Exercise instructions: Drop every picture and give the entries back exactly.

Data extracted from a collection:
— Start —
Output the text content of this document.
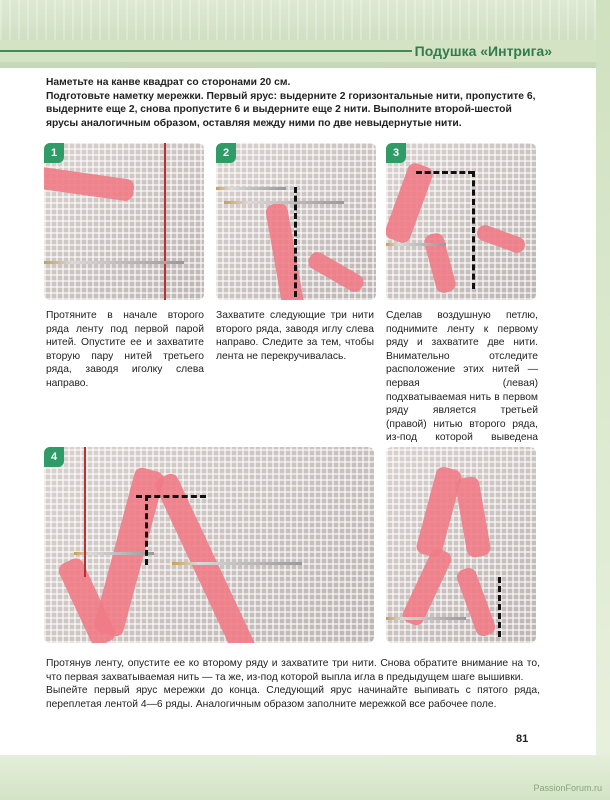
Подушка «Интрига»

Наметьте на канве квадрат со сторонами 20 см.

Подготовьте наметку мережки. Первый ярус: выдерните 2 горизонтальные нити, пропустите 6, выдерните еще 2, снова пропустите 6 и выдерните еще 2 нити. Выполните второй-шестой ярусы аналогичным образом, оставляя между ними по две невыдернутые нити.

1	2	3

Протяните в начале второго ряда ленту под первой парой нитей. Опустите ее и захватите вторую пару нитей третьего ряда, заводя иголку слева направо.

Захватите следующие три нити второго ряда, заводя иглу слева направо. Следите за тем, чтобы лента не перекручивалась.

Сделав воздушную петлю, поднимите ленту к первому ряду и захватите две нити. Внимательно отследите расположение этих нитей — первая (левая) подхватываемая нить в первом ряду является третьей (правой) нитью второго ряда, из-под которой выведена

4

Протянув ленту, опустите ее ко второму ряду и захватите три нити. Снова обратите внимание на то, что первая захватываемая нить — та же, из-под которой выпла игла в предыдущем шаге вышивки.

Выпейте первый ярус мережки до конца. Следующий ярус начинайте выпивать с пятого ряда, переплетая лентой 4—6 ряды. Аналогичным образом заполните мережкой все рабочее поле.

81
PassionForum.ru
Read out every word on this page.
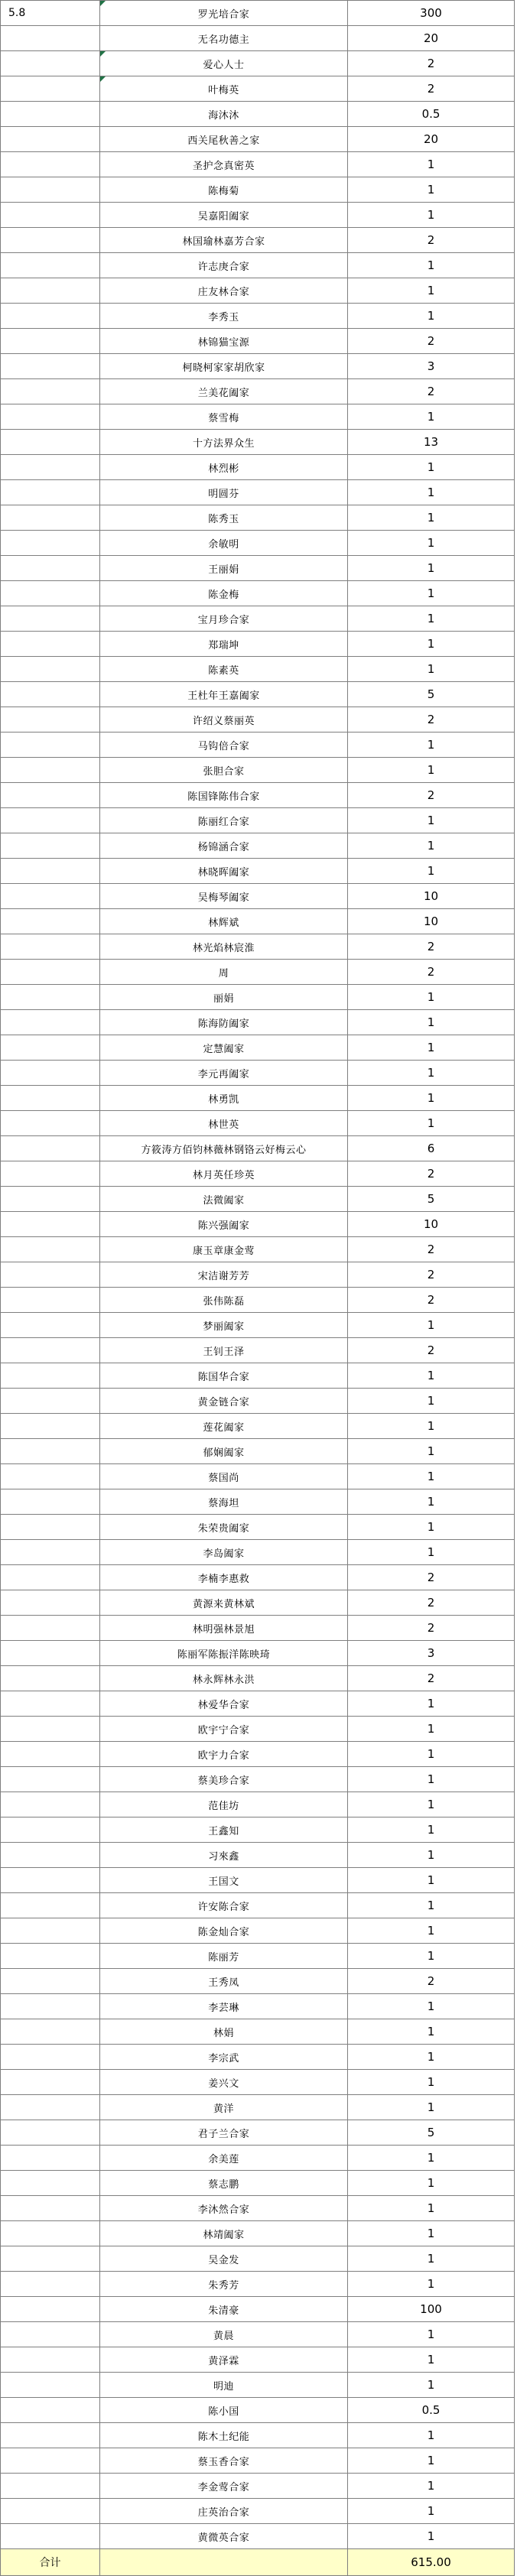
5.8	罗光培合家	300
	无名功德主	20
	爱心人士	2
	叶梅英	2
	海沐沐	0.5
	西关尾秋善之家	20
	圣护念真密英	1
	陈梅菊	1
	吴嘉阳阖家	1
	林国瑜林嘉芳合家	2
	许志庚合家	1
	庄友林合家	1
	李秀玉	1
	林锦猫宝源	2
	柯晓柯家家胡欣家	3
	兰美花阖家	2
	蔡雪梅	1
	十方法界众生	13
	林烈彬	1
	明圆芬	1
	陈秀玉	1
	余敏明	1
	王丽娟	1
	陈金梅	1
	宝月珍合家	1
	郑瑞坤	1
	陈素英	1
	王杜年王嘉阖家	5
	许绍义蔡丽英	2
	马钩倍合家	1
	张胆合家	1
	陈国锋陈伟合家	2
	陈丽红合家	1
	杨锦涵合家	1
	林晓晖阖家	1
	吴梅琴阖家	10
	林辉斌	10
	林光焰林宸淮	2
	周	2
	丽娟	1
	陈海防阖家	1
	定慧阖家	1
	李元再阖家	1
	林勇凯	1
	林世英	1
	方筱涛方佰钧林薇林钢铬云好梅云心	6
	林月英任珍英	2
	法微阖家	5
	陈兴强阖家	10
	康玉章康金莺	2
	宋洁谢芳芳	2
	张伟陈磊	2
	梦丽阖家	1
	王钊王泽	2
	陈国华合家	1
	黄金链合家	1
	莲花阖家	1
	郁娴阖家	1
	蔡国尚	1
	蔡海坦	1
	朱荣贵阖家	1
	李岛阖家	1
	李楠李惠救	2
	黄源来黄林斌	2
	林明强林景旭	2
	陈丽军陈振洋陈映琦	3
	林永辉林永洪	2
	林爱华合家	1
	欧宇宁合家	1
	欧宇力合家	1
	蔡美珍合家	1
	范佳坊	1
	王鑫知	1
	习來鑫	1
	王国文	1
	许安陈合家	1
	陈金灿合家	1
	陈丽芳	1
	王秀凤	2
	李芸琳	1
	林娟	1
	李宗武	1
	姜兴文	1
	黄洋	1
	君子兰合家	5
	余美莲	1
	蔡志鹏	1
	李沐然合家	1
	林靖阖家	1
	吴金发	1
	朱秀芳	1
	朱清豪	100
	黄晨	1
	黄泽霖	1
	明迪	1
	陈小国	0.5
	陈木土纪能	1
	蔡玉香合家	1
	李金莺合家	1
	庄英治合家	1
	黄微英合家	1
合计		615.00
— End —
Result of this exercise:
Output the text content of this document.
Подушка «Интрига»

Наметьте на канве квадрат со сторонами 20 см.

Подготовьте наметку мережки. Первый ярус: выдерните 2 горизонтальные нити, пропустите 6, выдерните еще 2, снова пропустите 6 и выдерните еще 2 нити. Выполните второй-шестой ярусы аналогичным образом, оставляя между ними по две невыдернутые нити.

1	2	3

Протяните в начале второго ряда ленту под первой парой нитей. Опустите ее и захватите вторую пару нитей третьего ряда, заводя иголку слева направо.

Захватите следующие три нити второго ряда, заводя иглу слева направо. Следите за тем, чтобы лента не перекручивалась.

Сделав воздушную петлю, поднимите ленту к первому ряду и захватите две нити. Внимательно отследите расположение этих нитей — первая (левая) подхватываемая нить в первом ряду является третьей (правой) нитью второго ряда, из-под которой выведена

4

Протянув ленту, опустите ее ко второму ряду и захватите три нити. Снова обратите внимание на то, что первая захватываемая нить — та же, из-под которой выпла игла в предыдущем шаге вышивки.

Выпейте первый ярус мережки до конца. Следующий ярус начинайте выпивать с пятого ряда, переплетая лентой 4—6 ряды. Аналогичным образом заполните мережкой все рабочее поле.

81
PassionForum.ru
Read out every word on this page.
5.8	罗光培合家	300
	无名功德主	20
	爱心人士	2
	叶梅英	2
	海沐沐	0.5
	西关尾秋善之家	20
	圣护念真密英	1
	陈梅菊	1
	吴嘉阳阖家	1
	林国瑜林嘉芳合家	2
	许志庚合家	1
	庄友林合家	1
	李秀玉	1
	林锦猫宝源	2
	柯晓柯家家胡欣家	3
	兰美花阖家	2
	蔡雪梅	1
	十方法界众生	13
	林烈彬	1
	明圆芬	1
	陈秀玉	1
	余敏明	1
	王丽娟	1
	陈金梅	1
	宝月珍合家	1
	郑瑞坤	1
	陈素英	1
	王杜年王嘉阖家	5
	许绍义蔡丽英	2
	马钩倍合家	1
	张胆合家	1
	陈国锋陈伟合家	2
	陈丽红合家	1
	杨锦涵合家	1
	林晓晖阖家	1
	吴梅琴阖家	10
	林辉斌	10
	林光焰林宸淮	2
	周	2
	丽娟	1
	陈海防阖家	1
	定慧阖家	1
	李元再阖家	1
	林勇凯	1
	林世英	1
	方筱涛方佰钧林薇林钢铬云好梅云心	6
	林月英任珍英	2
	法微阖家	5
	陈兴强阖家	10
	康玉章康金莺	2
	宋洁谢芳芳	2
	张伟陈磊	2
	梦丽阖家	1
	王钊王泽	2
	陈国华合家	1
	黄金链合家	1
	莲花阖家	1
	郁娴阖家	1
	蔡国尚	1
	蔡海坦	1
	朱荣贵阖家	1
	李岛阖家	1
	李楠李惠救	2
	黄源来黄林斌	2
	林明强林景旭	2
	陈丽军陈振洋陈映琦	3
	林永辉林永洪	2
	林爱华合家	1
	欧宇宁合家	1
	欧宇力合家	1
	蔡美珍合家	1
	范佳坊	1
	王鑫知	1
	习來鑫	1
	王国文	1
	许安陈合家	1
	陈金灿合家	1
	陈丽芳	1
	王秀凤	2
	李芸琳	1
	林娟	1
	李宗武	1
	姜兴文	1
	黄洋	1
	君子兰合家	5
	余美莲	1
	蔡志鹏	1
	李沐然合家	1
	林靖阖家	1
	吴金发	1
	朱秀芳	1
	朱清豪	100
	黄晨	1
	黄泽霖	1
	明迪	1
	陈小国	0.5
	陈木土纪能	1
	蔡玉香合家	1
	李金莺合家	1
	庄英治合家	1
	黄微英合家	1
合计		615.00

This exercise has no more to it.